REQUIREMENTS:
The answer is one number: how many lines in the data below hold "hadas".

DATA ENTRIES:
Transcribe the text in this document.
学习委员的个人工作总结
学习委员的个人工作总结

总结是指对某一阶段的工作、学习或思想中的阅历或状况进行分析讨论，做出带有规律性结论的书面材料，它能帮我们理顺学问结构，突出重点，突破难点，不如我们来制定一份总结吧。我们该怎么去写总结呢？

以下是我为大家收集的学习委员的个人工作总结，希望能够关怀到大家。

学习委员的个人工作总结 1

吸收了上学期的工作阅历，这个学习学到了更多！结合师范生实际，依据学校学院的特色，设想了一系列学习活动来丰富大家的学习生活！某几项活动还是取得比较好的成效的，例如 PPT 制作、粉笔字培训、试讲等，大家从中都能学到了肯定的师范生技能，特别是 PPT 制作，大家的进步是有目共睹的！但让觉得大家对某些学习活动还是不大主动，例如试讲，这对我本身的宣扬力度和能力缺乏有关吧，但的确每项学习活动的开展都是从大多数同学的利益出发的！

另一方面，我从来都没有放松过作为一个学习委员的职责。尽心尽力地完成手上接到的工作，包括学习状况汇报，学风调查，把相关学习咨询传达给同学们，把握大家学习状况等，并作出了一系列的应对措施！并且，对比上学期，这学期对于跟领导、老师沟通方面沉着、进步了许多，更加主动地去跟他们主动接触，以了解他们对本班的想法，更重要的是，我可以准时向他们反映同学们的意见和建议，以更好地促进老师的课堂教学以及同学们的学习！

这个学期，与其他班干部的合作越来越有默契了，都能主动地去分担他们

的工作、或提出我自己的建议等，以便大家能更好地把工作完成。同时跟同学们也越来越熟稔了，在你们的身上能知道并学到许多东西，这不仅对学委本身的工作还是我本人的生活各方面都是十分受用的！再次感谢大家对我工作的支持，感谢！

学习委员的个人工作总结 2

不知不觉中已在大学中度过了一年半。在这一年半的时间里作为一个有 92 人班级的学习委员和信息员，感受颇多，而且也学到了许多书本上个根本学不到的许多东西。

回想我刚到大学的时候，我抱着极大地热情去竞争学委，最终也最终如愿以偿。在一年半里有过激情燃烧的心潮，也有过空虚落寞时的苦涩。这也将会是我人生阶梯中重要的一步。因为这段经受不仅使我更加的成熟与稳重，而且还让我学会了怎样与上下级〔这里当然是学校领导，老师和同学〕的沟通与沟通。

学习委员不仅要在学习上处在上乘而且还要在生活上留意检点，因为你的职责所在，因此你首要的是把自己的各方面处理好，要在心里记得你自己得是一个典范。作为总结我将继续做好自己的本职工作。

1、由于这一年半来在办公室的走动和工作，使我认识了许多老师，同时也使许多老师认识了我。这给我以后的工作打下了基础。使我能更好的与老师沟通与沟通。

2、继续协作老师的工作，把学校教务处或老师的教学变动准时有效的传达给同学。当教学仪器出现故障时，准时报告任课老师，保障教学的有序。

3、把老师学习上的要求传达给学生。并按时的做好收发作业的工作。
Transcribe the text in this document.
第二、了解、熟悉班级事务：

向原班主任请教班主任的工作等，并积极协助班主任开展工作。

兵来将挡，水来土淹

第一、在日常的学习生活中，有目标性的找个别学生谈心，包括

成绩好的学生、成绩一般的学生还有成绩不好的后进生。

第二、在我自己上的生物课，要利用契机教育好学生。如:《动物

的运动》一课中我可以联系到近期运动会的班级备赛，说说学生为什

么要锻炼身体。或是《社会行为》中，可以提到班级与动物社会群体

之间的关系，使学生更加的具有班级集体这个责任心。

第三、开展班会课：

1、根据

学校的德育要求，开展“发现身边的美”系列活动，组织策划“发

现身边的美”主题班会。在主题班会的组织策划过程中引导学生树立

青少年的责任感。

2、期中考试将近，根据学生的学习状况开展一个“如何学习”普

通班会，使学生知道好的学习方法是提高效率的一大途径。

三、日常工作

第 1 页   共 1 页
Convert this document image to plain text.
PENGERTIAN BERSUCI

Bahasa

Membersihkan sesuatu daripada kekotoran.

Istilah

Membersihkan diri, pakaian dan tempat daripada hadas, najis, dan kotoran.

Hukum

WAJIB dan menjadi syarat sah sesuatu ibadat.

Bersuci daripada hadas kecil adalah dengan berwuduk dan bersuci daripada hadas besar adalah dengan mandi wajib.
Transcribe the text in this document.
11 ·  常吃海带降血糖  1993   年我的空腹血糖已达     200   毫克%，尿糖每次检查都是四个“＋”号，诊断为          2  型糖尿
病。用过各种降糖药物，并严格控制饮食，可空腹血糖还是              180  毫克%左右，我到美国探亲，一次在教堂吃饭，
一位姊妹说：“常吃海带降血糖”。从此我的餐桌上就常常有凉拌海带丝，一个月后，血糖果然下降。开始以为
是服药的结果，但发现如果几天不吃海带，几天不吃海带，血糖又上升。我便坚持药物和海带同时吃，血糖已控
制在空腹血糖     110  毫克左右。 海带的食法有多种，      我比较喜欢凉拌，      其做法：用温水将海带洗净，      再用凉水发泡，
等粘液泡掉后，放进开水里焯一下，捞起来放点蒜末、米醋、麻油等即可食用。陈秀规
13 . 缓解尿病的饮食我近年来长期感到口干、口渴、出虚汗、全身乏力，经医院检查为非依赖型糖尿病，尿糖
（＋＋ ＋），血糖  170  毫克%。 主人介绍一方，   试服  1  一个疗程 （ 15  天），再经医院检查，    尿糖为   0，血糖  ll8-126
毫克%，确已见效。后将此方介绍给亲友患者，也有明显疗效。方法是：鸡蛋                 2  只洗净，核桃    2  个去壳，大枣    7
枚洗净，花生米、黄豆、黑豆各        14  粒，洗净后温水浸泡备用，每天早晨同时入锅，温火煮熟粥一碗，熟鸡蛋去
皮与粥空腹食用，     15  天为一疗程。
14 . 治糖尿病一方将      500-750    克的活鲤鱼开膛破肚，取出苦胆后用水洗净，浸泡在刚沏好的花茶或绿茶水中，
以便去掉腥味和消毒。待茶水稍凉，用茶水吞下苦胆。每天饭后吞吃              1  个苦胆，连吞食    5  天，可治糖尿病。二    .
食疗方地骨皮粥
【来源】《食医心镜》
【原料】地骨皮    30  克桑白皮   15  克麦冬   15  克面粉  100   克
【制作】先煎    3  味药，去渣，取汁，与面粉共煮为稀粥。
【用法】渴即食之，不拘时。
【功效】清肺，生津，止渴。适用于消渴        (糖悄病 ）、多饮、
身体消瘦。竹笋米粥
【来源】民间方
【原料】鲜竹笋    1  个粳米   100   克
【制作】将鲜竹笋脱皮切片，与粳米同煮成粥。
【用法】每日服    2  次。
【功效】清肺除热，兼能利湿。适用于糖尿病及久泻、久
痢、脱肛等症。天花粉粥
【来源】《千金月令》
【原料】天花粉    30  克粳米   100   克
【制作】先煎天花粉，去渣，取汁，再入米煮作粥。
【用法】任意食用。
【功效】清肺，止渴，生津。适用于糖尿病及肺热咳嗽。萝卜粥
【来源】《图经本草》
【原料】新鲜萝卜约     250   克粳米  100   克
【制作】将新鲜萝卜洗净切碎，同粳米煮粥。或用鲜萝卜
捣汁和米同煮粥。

SOLUTION TO THIS EXERCISE:
2